Description of the task »
Read through the data and report every line in which the word "configuration" occurs.

Rows »
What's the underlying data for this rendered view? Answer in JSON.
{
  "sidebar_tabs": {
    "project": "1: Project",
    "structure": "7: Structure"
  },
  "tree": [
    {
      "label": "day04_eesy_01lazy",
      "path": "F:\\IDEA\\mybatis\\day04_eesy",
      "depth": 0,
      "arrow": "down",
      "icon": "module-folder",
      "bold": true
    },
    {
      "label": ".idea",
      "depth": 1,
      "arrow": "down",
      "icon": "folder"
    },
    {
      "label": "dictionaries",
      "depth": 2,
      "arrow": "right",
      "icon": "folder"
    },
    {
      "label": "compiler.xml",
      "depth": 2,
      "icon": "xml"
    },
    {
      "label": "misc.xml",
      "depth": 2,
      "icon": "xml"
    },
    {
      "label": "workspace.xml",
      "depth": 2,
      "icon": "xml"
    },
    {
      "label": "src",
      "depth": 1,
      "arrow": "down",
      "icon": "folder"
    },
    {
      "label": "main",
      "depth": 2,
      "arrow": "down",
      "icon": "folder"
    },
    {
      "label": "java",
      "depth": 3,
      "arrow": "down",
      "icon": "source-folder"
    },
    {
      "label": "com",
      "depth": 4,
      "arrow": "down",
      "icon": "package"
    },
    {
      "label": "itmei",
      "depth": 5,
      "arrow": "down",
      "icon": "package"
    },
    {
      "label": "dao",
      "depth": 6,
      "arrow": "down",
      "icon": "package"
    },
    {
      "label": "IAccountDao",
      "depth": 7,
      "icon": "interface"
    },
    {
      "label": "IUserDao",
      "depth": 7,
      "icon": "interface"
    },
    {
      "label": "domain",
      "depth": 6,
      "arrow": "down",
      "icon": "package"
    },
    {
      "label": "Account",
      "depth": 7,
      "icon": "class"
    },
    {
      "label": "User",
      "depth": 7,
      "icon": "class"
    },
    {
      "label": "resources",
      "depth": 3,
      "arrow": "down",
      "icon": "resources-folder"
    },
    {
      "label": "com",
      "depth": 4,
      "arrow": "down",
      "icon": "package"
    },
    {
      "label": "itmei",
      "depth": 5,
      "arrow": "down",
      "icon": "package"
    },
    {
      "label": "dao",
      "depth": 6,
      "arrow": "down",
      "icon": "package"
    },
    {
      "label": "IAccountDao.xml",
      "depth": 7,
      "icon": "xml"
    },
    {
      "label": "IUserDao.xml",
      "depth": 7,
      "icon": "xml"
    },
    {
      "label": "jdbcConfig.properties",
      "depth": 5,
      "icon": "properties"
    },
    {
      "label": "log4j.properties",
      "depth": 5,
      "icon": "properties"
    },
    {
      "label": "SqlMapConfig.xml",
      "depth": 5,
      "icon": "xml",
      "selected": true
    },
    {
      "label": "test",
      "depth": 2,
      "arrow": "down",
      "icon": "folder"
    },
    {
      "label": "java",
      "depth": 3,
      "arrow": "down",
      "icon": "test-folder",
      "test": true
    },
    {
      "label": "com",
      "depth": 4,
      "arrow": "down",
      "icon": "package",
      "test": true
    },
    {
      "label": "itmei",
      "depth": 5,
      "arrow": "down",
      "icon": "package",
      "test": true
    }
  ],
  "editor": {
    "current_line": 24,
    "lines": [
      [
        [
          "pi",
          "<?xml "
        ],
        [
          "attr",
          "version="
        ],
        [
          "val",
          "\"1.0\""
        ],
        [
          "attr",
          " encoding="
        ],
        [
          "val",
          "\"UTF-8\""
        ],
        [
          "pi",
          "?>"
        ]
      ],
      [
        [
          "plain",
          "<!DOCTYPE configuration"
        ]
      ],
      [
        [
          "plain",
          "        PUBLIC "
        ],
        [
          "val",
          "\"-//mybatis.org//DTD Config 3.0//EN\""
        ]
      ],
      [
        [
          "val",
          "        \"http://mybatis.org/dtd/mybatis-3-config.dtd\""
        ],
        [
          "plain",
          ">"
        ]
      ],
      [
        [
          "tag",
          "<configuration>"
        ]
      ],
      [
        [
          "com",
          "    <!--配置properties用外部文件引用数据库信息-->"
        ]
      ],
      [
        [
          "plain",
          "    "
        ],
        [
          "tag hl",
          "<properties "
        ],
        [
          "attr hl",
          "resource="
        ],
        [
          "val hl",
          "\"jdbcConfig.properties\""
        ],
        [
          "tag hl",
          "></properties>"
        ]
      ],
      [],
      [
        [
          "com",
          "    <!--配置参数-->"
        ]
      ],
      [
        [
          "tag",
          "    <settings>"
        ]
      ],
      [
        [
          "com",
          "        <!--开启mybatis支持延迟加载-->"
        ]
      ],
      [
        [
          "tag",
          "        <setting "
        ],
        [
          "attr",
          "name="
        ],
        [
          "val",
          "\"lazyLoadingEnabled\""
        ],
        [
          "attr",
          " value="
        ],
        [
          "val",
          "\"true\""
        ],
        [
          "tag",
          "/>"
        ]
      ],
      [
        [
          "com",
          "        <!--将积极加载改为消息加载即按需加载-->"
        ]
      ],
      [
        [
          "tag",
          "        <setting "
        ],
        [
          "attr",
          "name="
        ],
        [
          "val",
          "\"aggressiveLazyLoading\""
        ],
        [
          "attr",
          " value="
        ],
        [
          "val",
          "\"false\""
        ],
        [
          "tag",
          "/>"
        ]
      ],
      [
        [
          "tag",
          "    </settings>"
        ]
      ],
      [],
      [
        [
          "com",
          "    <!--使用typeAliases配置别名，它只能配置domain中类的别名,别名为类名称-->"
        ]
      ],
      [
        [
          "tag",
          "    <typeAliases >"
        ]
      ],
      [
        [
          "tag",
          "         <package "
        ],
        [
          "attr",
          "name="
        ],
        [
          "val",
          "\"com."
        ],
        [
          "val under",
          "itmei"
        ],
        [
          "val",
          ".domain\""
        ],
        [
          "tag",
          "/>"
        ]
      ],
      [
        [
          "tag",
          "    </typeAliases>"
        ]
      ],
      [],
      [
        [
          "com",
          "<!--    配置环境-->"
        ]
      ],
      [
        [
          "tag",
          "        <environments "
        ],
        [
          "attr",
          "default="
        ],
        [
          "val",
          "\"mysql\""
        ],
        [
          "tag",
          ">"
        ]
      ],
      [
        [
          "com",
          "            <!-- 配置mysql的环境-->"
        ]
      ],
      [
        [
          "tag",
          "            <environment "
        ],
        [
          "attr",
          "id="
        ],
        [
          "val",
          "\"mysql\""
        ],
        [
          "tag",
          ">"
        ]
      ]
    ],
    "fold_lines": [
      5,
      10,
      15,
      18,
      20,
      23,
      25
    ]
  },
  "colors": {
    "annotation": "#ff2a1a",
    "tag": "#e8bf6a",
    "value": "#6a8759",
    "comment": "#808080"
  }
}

Solution for this problem »
          "<!DOCTYPE configuration"
          "<configuration>"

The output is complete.